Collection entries
※ ※ ※

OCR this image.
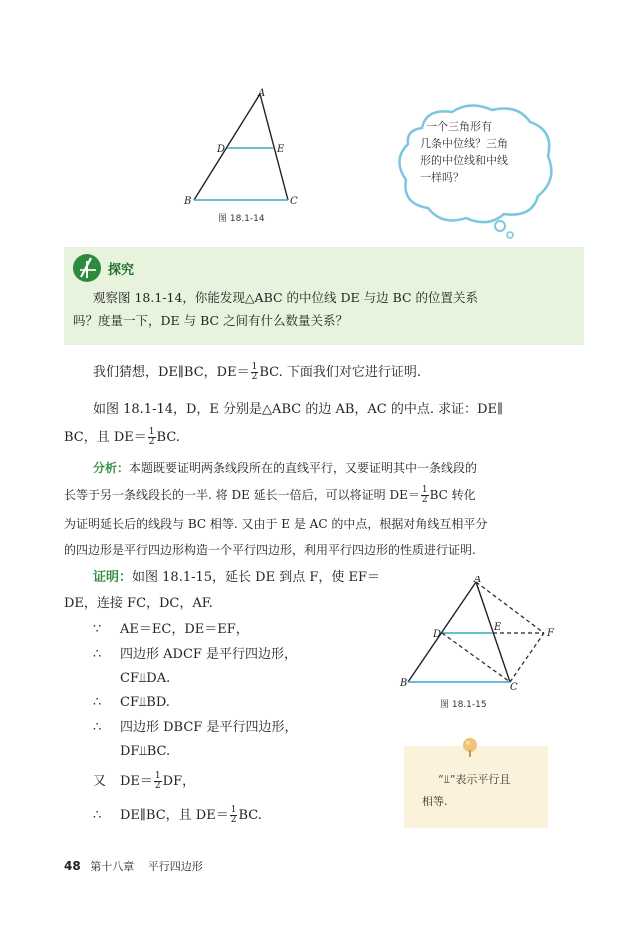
A
D	E
B	C
图 18.1-14
一个三角形有
几条中位线？三角
形的中位线和中线
一样吗？
探究
观察图 18.1-14，你能发现△ABC 的中位线 DE 与边 BC 的位置关系
吗？度量一下，DE 与 BC 之间有什么数量关系？
我们猜想，DE∥BC，$DE= \frac{1}{2}$ BC. 下面我们对它进行证明.
如图 18.1-14，D，E 分别是△ABC 的边 AB，AC 的中点. 求证：DE∥
BC，且 $DE= \frac{1}{2}$ BC.
分析：本题既要证明两条线段所在的直线平行，又要证明其中一条线段的
长等于另一条线段长的一半. 将 DE 延长一倍后，可以将证明 $DE= \frac{1}{2}$ BC 转化
为证明延长后的线段与 BC 相等. 又由于 E 是 AC 的中点，根据对角线互相平分
的四边形是平行四边形构造一个平行四边形，利用平行四边形的性质进行证明.
证明：如图 18.1-15，延长 DE 到点 F，使 EF＝
DE，连接 FC，DC，AF.
∵ AE＝EC，DE＝EF，
∴ 四边形 ADCF 是平行四边形，
CF⫫DA.
∴ CF⫫BD.
∴ 四边形 DBCF 是平行四边形，
DF⫫BC.
又 $DE= \frac{1}{2}$ DF，
∴ DE∥BC，且 $DE= \frac{1}{2}$ BC.
A
D
E
F
B	C
图 18.1-15
“⫫”表示平行且
相等.
48 第十八章 平行四边形
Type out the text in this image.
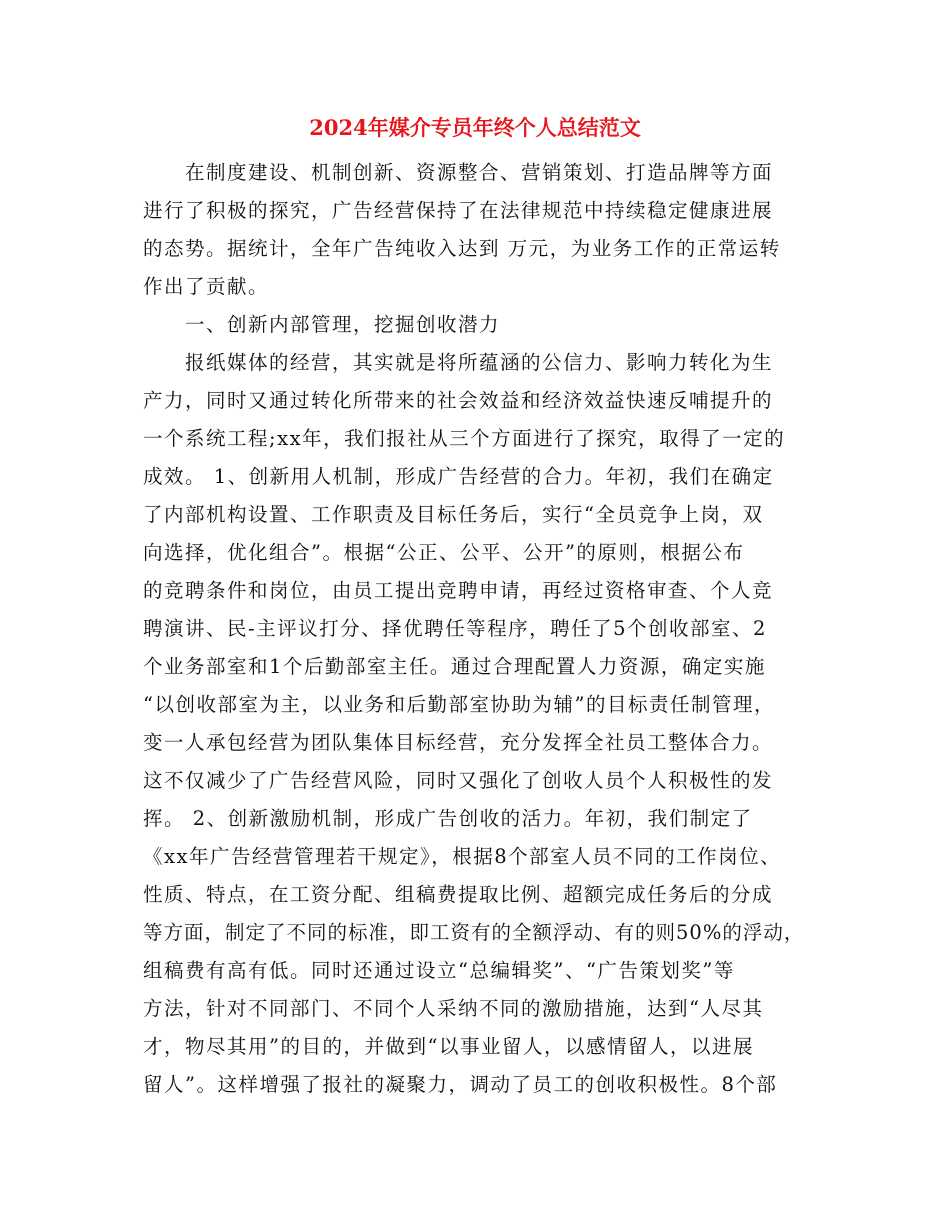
2024年媒介专员年终个人总结范文
在制度建设、机制创新、资源整合、营销策划、打造品牌等方面
进行了积极的探究，广告经营保持了在法律规范中持续稳定健康进展
的态势。据统计，全年广告纯收入达到 万元，为业务工作的正常运转
作出了贡献。
一、创新内部管理，挖掘创收潜力
报纸媒体的经营，其实就是将所蕴涵的公信力、影响力转化为生
产力，同时又通过转化所带来的社会效益和经济效益快速反哺提升的
一个系统工程;xx年，我们报社从三个方面进行了探究，取得了一定的
成效。 1、创新用人机制，形成广告经营的合力。年初，我们在确定
了内部机构设置、工作职责及目标任务后，实行“全员竞争上岗，双
向选择，优化组合”。根据“公正、公平、公开”的原则，根据公布
的竞聘条件和岗位，由员工提出竞聘申请，再经过资格审查、个人竞
聘演讲、民-主评议打分、择优聘任等程序，聘任了5个创收部室、2
个业务部室和1个后勤部室主任。通过合理配置人力资源，确定实施
“以创收部室为主，以业务和后勤部室协助为辅”的目标责任制管理，
变一人承包经营为团队集体目标经营，充分发挥全社员工整体合力。
这不仅减少了广告经营风险，同时又强化了创收人员个人积极性的发
挥。 2、创新激励机制，形成广告创收的活力。年初，我们制定了
《xx年广告经营管理若干规定》，根据8个部室人员不同的工作岗位、
性质、特点，在工资分配、组稿费提取比例、超额完成任务后的分成
等方面，制定了不同的标准，即工资有的全额浮动、有的则50%的浮动，
组稿费有高有低。同时还通过设立“总编辑奖”、“广告策划奖”等
方法，针对不同部门、不同个人采纳不同的激励措施，达到“人尽其
才，物尽其用”的目的，并做到“以事业留人，以感情留人，以进展
留人”。这样增强了报社的凝聚力，调动了员工的创收积极性。8个部
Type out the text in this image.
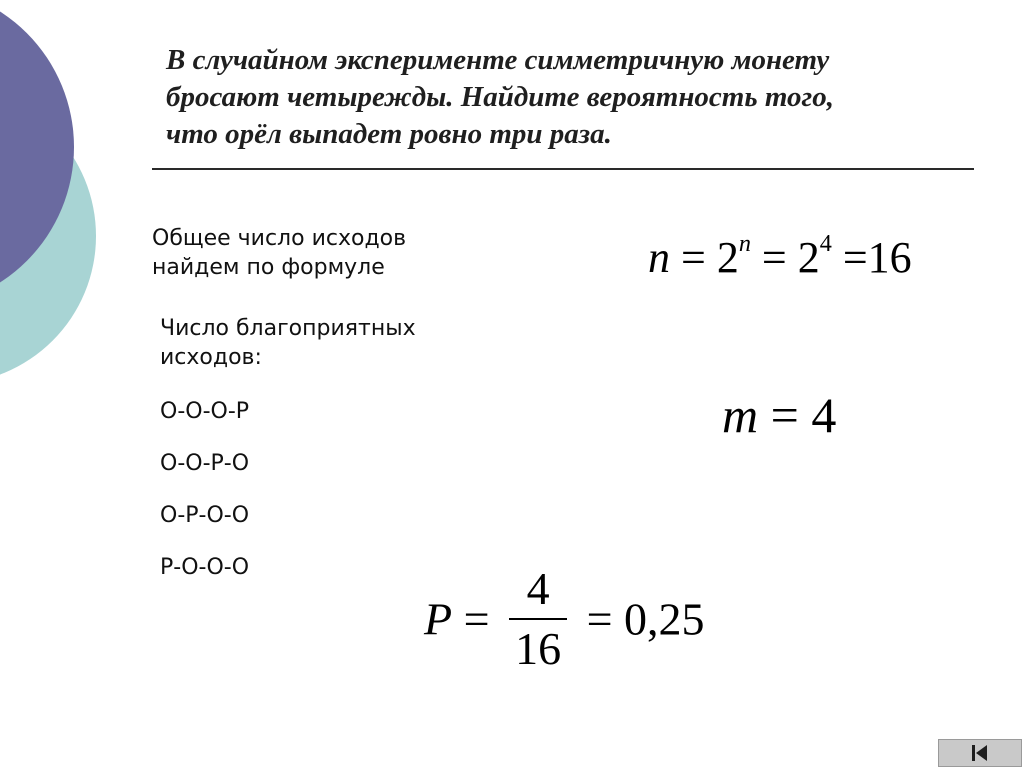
В случайном эксперименте симметричную монету
бросают четырежды. Найдите вероятность того,
что орёл выпадет ровно три раза.
Общее число исходов
найдем по формуле	$n = 2^n = 2^4 =16$
Число благоприятных
исходов:
О-О-О-Р
О-О-Р-О
О-Р-О-О
Р-О-О-О
m = 4
$P = \frac{4}{16} = 0,25$
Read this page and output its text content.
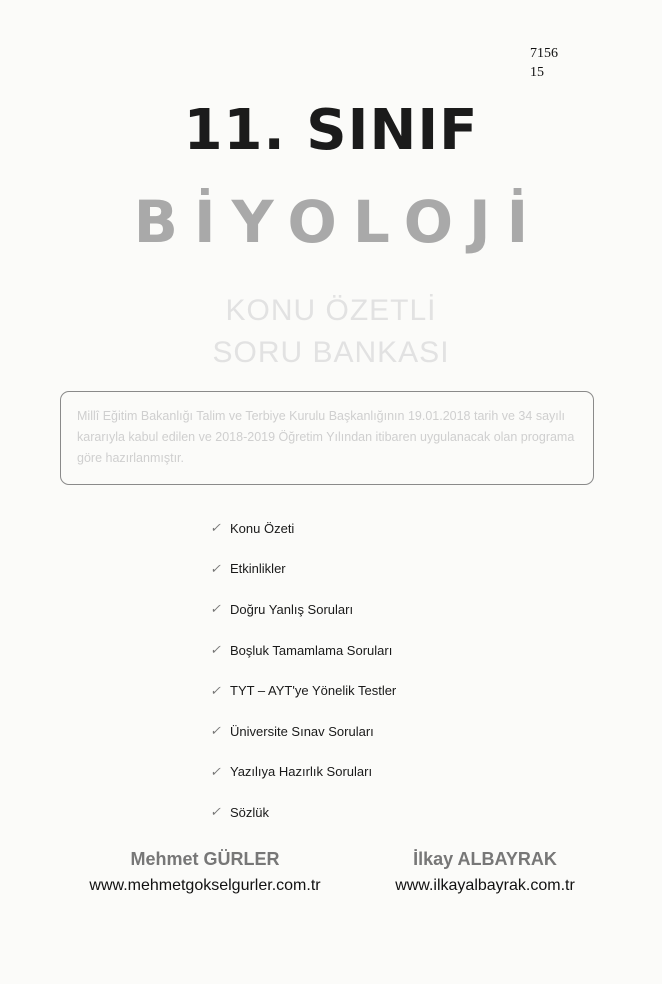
7156
15
11. SINIF
BİYOLOJİ
KONU ÖZETLİ
SORU BANKASI
Millî Eğitim Bakanlığı Talim ve Terbiye Kurulu Başkanlığının 19.01.2018 tarih ve 34 sayılı kararıyla kabul edilen ve 2018-2019 Öğretim Yılından itibaren uygulanacak olan programa göre hazırlanmıştır.
✓ Konu Özeti
✓ Etkinlikler
✓ Doğru Yanlış Soruları
✓ Boşluk Tamamlama Soruları
✓ TYT – AYT'ye Yönelik Testler
✓ Üniversite Sınav Soruları
✓ Yazılıya Hazırlık Soruları
✓ Sözlük
Mehmet GÜRLER
www.mehmetgokselgurler.com.tr
İlkay ALBAYRAK
www.ilkayalbayrak.com.tr
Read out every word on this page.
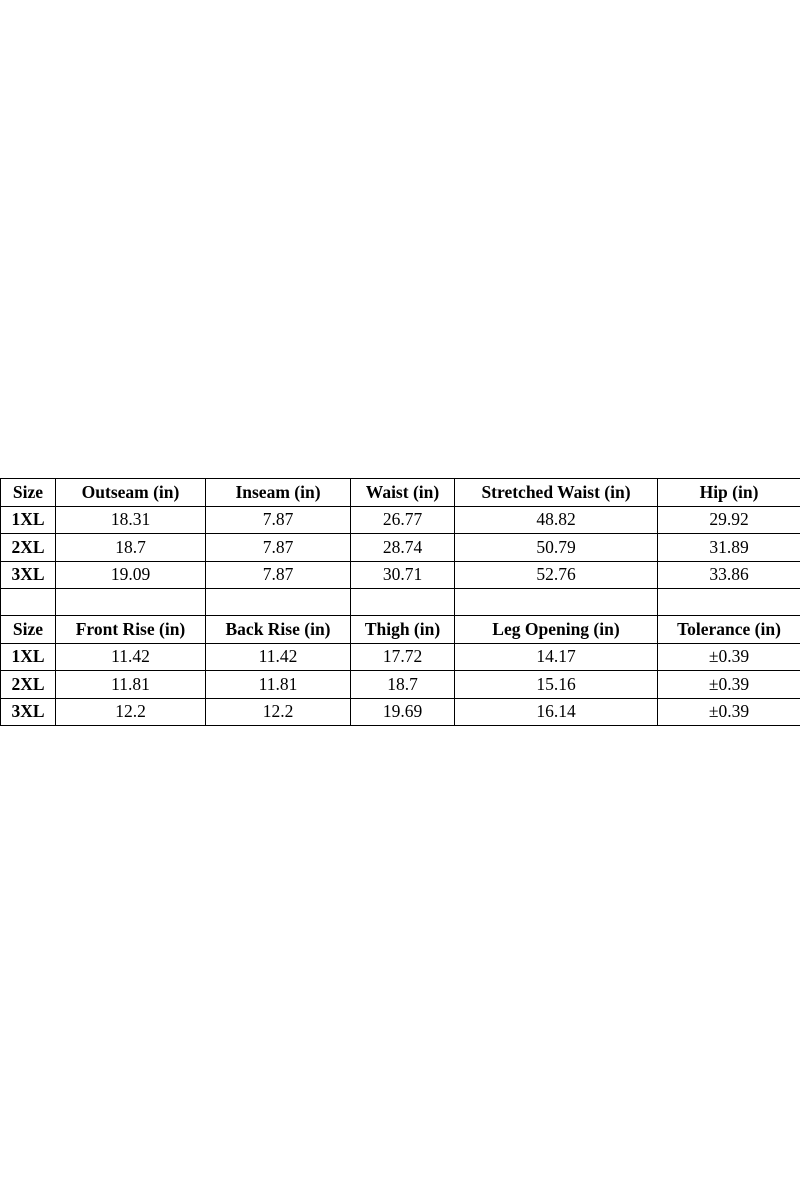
Size	Outseam (in)	Inseam (in)	Waist (in)	Stretched Waist (in)	Hip (in)
1XL	18.31	7.87	26.77	48.82	29.92
2XL	18.7	7.87	28.74	50.79	31.89
3XL	19.09	7.87	30.71	52.76	33.86

Size	Front Rise (in)	Back Rise (in)	Thigh (in)	Leg Opening (in)	Tolerance (in)
1XL	11.42	11.42	17.72	14.17	±0.39
2XL	11.81	11.81	18.7	15.16	±0.39
3XL	12.2	12.2	19.69	16.14	±0.39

※ ※ ※

Of the lines in this listing, how many contain "page"? Reply with the number and nothing more.

## [Task output]
2